# Start of Stored rows

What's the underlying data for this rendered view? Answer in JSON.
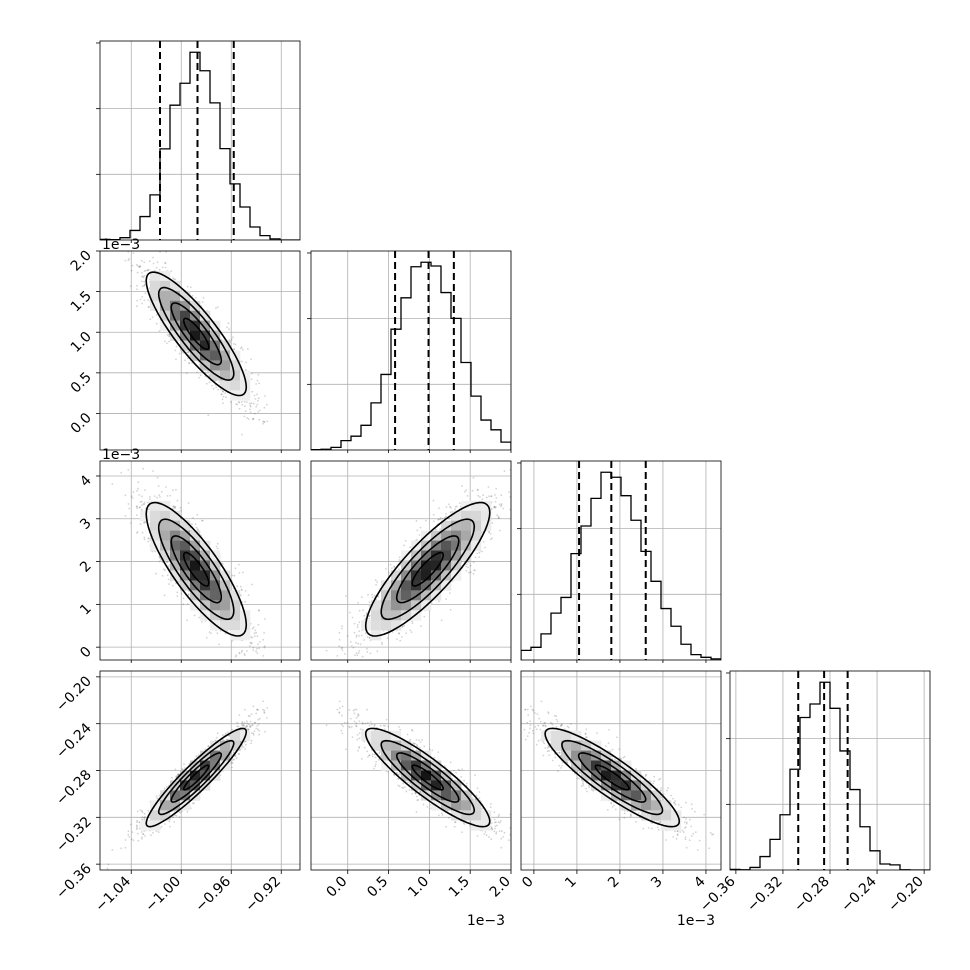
{
  "chart_data": {
    "type": "corner",
    "grid": true,
    "parameters": [
      {
        "range": [
          -1.065,
          -0.905
        ],
        "ticks": [
          -1.04,
          -1.0,
          -0.96,
          -0.92
        ],
        "tick_labels": [
          "−1.04",
          "−1.00",
          "−0.96",
          "−0.92"
        ],
        "offset_label": "",
        "quantiles": [
          -1.017,
          -0.987,
          -0.958
        ],
        "mean": -0.988,
        "sd": 0.02
      },
      {
        "range": [
          -0.45,
          2.0
        ],
        "ticks": [
          0.0,
          0.5,
          1.0,
          1.5,
          2.0
        ],
        "tick_labels": [
          "0.0",
          "0.5",
          "1.0",
          "1.5",
          "2.0"
        ],
        "offset_label": "1e−3",
        "quantiles": [
          0.58,
          0.99,
          1.3
        ],
        "mean": 0.98,
        "sd": 0.38
      },
      {
        "range": [
          -0.3,
          4.35
        ],
        "ticks": [
          0,
          1,
          2,
          3,
          4
        ],
        "tick_labels": [
          "0",
          "1",
          "2",
          "3",
          "4"
        ],
        "offset_label": "1e−3",
        "quantiles": [
          1.05,
          1.8,
          2.6
        ],
        "mean": 1.82,
        "sd": 0.78
      },
      {
        "range": [
          -0.365,
          -0.195
        ],
        "ticks": [
          -0.36,
          -0.32,
          -0.28,
          -0.24,
          -0.2
        ],
        "tick_labels": [
          "−0.36",
          "−0.32",
          "−0.28",
          "−0.24",
          "−0.20"
        ],
        "offset_label": "",
        "quantiles": [
          -0.307,
          -0.285,
          -0.265
        ],
        "mean": -0.286,
        "sd": 0.021
      }
    ],
    "correlations": {
      "1-0": -0.86,
      "2-0": -0.83,
      "2-1": 0.85,
      "3-0": 0.93,
      "3-1": -0.89,
      "3-2": -0.89
    }
  }
}
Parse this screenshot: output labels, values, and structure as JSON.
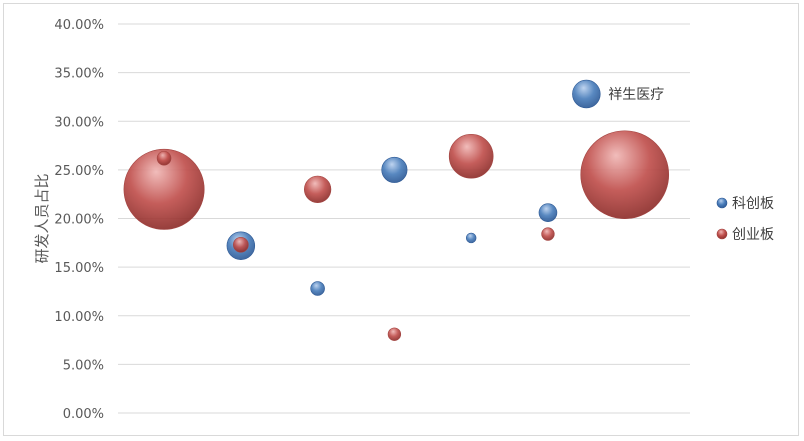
{
  "chart_data": {
    "type": "bubble",
    "ylabel": "研发人员占比",
    "ylim": [
      0,
      40
    ],
    "y_ticks": [
      "0.00%",
      "5.00%",
      "10.00%",
      "15.00%",
      "20.00%",
      "25.00%",
      "30.00%",
      "35.00%",
      "40.00%"
    ],
    "x_positions": [
      1,
      2,
      3,
      4,
      5,
      6,
      7
    ],
    "grid": "horizontal",
    "legend_position": "right",
    "colors": {
      "科创板": "#4a7ebb",
      "创业板": "#c0504d"
    },
    "series": [
      {
        "name": "科创板",
        "points": [
          {
            "x": 2,
            "y": 17.2,
            "size": 12
          },
          {
            "x": 3,
            "y": 12.8,
            "size": 3
          },
          {
            "x": 4,
            "y": 25.0,
            "size": 10
          },
          {
            "x": 5,
            "y": 18.0,
            "size": 1.5
          },
          {
            "x": 6,
            "y": 20.6,
            "size": 5
          },
          {
            "x": 6.5,
            "y": 32.8,
            "size": 12,
            "label": "祥生医疗"
          }
        ]
      },
      {
        "name": "创业板",
        "points": [
          {
            "x": 1,
            "y": 23.0,
            "size": 100
          },
          {
            "x": 1,
            "y": 26.2,
            "size": 3
          },
          {
            "x": 2,
            "y": 17.3,
            "size": 3.5
          },
          {
            "x": 3,
            "y": 23.0,
            "size": 11
          },
          {
            "x": 4,
            "y": 8.1,
            "size": 2.5
          },
          {
            "x": 5,
            "y": 26.4,
            "size": 30
          },
          {
            "x": 6,
            "y": 18.4,
            "size": 2.5
          },
          {
            "x": 7,
            "y": 24.5,
            "size": 120
          }
        ]
      }
    ]
  }
}
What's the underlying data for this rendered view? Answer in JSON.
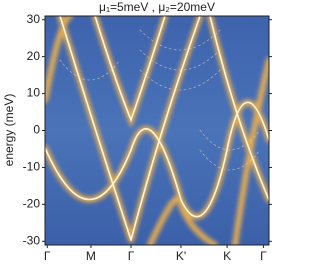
{
  "chart_data": {
    "type": "heatmap",
    "title": "μ₁=5meV , μ₂=20meV",
    "y_label": "energy (meV)",
    "categories": [
      "Γ",
      "M",
      "Γ",
      "K'",
      "K",
      "Γ"
    ],
    "ylim": [
      -31,
      31
    ],
    "yticks": [
      -30,
      -20,
      -10,
      0,
      10,
      20,
      30
    ]
  }
}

# End of Stored rows

• Prompt
Could you reproduce every record above exactly, leaving out the pictures?

• Exercise response
What's the underlying data for this rendered view? Answer in JSON.
{
  "chart_data": {
    "type": "corner",
    "grid": true,
    "parameters": [
      {
        "range": [
          -1.065,
          -0.905
        ],
        "ticks": [
          -1.04,
          -1.0,
          -0.96,
          -0.92
        ],
        "tick_labels": [
          "−1.04",
          "−1.00",
          "−0.96",
          "−0.92"
        ],
        "offset_label": "",
        "quantiles": [
          -1.017,
          -0.987,
          -0.958
        ],
        "mean": -0.988,
        "sd": 0.02
      },
      {
        "range": [
          -0.45,
          2.0
        ],
        "ticks": [
          0.0,
          0.5,
          1.0,
          1.5,
          2.0
        ],
        "tick_labels": [
          "0.0",
          "0.5",
          "1.0",
          "1.5",
          "2.0"
        ],
        "offset_label": "1e−3",
        "quantiles": [
          0.58,
          0.99,
          1.3
        ],
        "mean": 0.98,
        "sd": 0.38
      },
      {
        "range": [
          -0.3,
          4.35
        ],
        "ticks": [
          0,
          1,
          2,
          3,
          4
        ],
        "tick_labels": [
          "0",
          "1",
          "2",
          "3",
          "4"
        ],
        "offset_label": "1e−3",
        "quantiles": [
          1.05,
          1.8,
          2.6
        ],
        "mean": 1.82,
        "sd": 0.78
      },
      {
        "range": [
          -0.365,
          -0.195
        ],
        "ticks": [
          -0.36,
          -0.32,
          -0.28,
          -0.24,
          -0.2
        ],
        "tick_labels": [
          "−0.36",
          "−0.32",
          "−0.28",
          "−0.24",
          "−0.20"
        ],
        "offset_label": "",
        "quantiles": [
          -0.307,
          -0.285,
          -0.265
        ],
        "mean": -0.286,
        "sd": 0.021
      }
    ],
    "correlations": {
      "1-0": -0.86,
      "2-0": -0.83,
      "2-1": 0.85,
      "3-0": 0.93,
      "3-1": -0.89,
      "3-2": -0.89
    }
  }
}
Parse this screenshot: output labels, values, and structure as JSON.
{
  "chart_data": {
    "type": "bubble",
    "ylabel": "研发人员占比",
    "ylim": [
      0,
      40
    ],
    "y_ticks": [
      "0.00%",
      "5.00%",
      "10.00%",
      "15.00%",
      "20.00%",
      "25.00%",
      "30.00%",
      "35.00%",
      "40.00%"
    ],
    "x_positions": [
      1,
      2,
      3,
      4,
      5,
      6,
      7
    ],
    "grid": "horizontal",
    "legend_position": "right",
    "colors": {
      "科创板": "#4a7ebb",
      "创业板": "#c0504d"
    },
    "series": [
      {
        "name": "科创板",
        "points": [
          {
            "x": 2,
            "y": 17.2,
            "size": 12
          },
          {
            "x": 3,
            "y": 12.8,
            "size": 3
          },
          {
            "x": 4,
            "y": 25.0,
            "size": 10
          },
          {
            "x": 5,
            "y": 18.0,
            "size": 1.5
          },
          {
            "x": 6,
            "y": 20.6,
            "size": 5
          },
          {
            "x": 6.5,
            "y": 32.8,
            "size": 12,
            "label": "祥生医疗"
          }
        ]
      },
      {
        "name": "创业板",
        "points": [
          {
            "x": 1,
            "y": 23.0,
            "size": 100
          },
          {
            "x": 1,
            "y": 26.2,
            "size": 3
          },
          {
            "x": 2,
            "y": 17.3,
            "size": 3.5
          },
          {
            "x": 3,
            "y": 23.0,
            "size": 11
          },
          {
            "x": 4,
            "y": 8.1,
            "size": 2.5
          },
          {
            "x": 5,
            "y": 26.4,
            "size": 30
          },
          {
            "x": 6,
            "y": 18.4,
            "size": 2.5
          },
          {
            "x": 7,
            "y": 24.5,
            "size": 120
          }
        ]
      }
    ]
  }
}
What's the underlying data for this rendered view? Answer in JSON.
{
  "chart_data": {
    "type": "heatmap",
    "title": "μ₁=5meV , μ₂=20meV",
    "y_label": "energy (meV)",
    "categories": [
      "Γ",
      "M",
      "Γ",
      "K'",
      "K",
      "Γ"
    ],
    "ylim": [
      -31,
      31
    ],
    "yticks": [
      -30,
      -20,
      -10,
      0,
      10,
      20,
      30
    ]
  }
}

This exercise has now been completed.